* Problema planteado: Continúa el despacho sobre los combates en Madrid a partir de la última frase que aparece.

Al atardecer, he telegrafiado a Pravda:


«En los ataques de esta noche y de la mañana, los republicanos han hecho numerosos prisioneros. Hoy por la mañana la aviación de la República ha efectuado una brillante incursión sobre el aeródromo fascista de Ávila y ha destruido doce aviones.

»El contraataque de ayer en la Casa de Campo obligó a los fascistas a retroceder y a detenerse en esta dirección. Hemos visto que los moros saben huir como los demás cuando se los aprieta bien con fuego de ametralladora y de fusil, con la aviación y con un repentino ataque a la bayoneta. También saben entregarse prisioneros, y lo hacen de buena gana. No están en contra de reconocer sus faltas y de prometer que otra vez no volverán a pelear, ni siquiera si los movilizan a la fuerza.

»AI ver que recibía un fuerte golpe, el enemigo ha reagrupado algo sus fuerzas y ha reanudado su ataque principal desde el suburbio de Carabanchel. En esta parte, ayer y hoy vuelven a librarse encarnizados combates de calle. Algunas casas se conquistan con ataques a la bayoneta y granadas de mano.

»A las catorce horas, los fascistas han iniciado en dicha parte un fuerte ataque de artillería sobre el puente de Toledo. En ese momento yo me encontraba en el barrio de Carabanchel Bajo, colindante con el puente, del que este barrio, durante el ataque, ha quedado cortado.

Con enormes dificultades, los combatientes conservan las barricadas bajo el fuego huracanado de la artillería. De todos modos, hasta este momento, a las dieciocho horas, el puente y varias calles delante de él siguen en manos de los republicanos. Una bomba ha incendiado el gran edificio de Capitanía General, antes dirección de la región militar de Madrid.

»Se está librando una furiosa batalla, y al lado, en una pequeña plaza, se celebra un mitin relámpago. Los agitadores y los delegados políticos, a menudo mujeres, animan a los combatientes.

* Conjunto de datos:
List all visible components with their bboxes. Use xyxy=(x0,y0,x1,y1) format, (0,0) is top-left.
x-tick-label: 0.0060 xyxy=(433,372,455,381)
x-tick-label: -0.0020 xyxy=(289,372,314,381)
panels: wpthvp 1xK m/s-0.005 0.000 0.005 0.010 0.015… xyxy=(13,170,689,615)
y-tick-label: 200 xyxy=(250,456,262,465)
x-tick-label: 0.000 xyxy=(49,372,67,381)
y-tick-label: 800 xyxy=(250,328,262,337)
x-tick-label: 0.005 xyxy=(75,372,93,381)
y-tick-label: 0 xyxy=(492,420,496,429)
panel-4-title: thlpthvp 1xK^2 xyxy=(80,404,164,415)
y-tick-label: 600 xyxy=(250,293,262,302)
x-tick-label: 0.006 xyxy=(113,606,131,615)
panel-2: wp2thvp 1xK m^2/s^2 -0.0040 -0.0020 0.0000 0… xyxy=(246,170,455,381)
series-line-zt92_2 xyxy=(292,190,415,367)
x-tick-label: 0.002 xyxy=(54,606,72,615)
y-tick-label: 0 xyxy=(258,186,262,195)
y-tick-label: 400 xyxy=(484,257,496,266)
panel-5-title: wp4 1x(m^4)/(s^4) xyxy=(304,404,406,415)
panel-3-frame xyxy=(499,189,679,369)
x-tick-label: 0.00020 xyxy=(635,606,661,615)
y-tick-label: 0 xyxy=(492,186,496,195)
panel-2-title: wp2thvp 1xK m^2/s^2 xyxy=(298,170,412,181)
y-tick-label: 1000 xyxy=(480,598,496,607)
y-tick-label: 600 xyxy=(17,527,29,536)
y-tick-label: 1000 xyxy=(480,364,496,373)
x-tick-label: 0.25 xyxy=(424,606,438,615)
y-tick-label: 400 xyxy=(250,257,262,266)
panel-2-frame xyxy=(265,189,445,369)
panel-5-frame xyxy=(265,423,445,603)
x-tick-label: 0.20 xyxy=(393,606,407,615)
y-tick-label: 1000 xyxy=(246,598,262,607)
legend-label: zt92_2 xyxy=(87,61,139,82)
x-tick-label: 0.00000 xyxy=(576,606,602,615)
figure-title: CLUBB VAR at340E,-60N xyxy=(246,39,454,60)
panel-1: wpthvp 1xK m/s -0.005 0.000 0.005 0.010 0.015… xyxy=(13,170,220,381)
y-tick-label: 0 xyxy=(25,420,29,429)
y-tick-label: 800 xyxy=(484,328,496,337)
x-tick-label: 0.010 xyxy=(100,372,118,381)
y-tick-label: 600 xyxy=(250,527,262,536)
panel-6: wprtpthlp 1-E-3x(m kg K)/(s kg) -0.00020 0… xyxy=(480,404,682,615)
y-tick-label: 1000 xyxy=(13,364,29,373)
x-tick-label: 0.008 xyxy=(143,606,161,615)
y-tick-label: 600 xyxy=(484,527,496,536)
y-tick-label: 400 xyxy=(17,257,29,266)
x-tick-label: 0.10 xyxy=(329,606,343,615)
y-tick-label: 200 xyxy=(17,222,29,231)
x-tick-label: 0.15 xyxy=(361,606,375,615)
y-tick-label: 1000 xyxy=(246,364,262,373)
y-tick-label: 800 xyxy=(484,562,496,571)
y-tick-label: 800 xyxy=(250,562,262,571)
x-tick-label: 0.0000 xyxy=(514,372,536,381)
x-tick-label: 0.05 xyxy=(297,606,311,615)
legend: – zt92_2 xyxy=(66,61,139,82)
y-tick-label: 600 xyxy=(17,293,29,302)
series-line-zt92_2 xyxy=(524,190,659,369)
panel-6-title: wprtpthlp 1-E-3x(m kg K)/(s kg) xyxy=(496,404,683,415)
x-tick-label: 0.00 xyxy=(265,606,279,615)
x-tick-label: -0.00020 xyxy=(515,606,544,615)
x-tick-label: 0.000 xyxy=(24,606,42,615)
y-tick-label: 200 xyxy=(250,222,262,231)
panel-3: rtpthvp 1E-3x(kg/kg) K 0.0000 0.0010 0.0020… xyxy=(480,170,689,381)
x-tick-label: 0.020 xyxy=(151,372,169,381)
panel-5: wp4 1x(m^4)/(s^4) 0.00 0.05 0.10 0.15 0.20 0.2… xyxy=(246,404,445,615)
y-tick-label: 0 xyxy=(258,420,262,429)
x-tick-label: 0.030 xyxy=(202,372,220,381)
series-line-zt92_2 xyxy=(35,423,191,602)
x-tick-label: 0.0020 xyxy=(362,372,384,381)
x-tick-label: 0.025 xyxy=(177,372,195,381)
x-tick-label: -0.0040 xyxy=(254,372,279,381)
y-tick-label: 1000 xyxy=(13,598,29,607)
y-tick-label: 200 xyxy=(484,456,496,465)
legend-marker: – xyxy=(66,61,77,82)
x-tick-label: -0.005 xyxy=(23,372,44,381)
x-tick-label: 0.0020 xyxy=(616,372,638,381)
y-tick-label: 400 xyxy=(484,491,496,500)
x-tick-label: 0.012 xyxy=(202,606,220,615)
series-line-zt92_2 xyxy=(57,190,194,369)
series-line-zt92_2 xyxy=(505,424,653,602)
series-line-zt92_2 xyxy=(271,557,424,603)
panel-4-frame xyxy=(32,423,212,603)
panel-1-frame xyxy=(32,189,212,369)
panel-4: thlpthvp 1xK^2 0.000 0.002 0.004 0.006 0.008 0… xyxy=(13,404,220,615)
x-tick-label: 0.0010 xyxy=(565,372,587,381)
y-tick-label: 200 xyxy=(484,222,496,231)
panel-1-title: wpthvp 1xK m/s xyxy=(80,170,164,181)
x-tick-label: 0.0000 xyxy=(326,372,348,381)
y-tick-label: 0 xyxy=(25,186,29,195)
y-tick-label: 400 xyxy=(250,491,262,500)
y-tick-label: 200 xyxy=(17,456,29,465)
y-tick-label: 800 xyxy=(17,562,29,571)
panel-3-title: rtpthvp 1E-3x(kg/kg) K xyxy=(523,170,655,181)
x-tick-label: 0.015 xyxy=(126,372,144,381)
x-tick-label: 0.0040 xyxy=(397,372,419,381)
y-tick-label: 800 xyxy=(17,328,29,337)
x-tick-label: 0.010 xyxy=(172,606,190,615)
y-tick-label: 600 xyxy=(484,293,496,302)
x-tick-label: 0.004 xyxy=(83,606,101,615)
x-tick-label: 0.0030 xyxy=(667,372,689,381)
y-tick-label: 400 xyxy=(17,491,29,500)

* Respuesta esperada:
»E1 Madrid asediado llora la muerte de Antonio Coll, al que llamaban el "marino de Kronstadt"... Después de haber visto el famoso film soviético, Antonio Coll, marino de la flota republicana española, que había pasado a combatir en tierra, se propuso detener y poner fuera de combate, con granadas, a los tanques fascistas. Y lo logró. Fueron volados cinco tanques italianos. Antonio Coll se les acercó a rastras, llevando al cinto una docena de granadas. Fue herido por casualidad, y hasta el último momento ha tenido la esperanza de restablecerse para continuar su magnífico trabajo.

»El gran aparato de bombardeo Junker que ayer pasó al lado de los republicanos, ya ha recibido hoy un número de la aviación gubernamental y ha volado con nueva tripulación para bombardear las unidades fascistas. No ha necesitado tomar una dotación de bombas; su carga era completa, dentro del avión y en el portabombas. Los oficiales de la legión extranjera habrán experimentado sobre su propia piel cuán agradable resulta el contacto de las bombas alemanas.»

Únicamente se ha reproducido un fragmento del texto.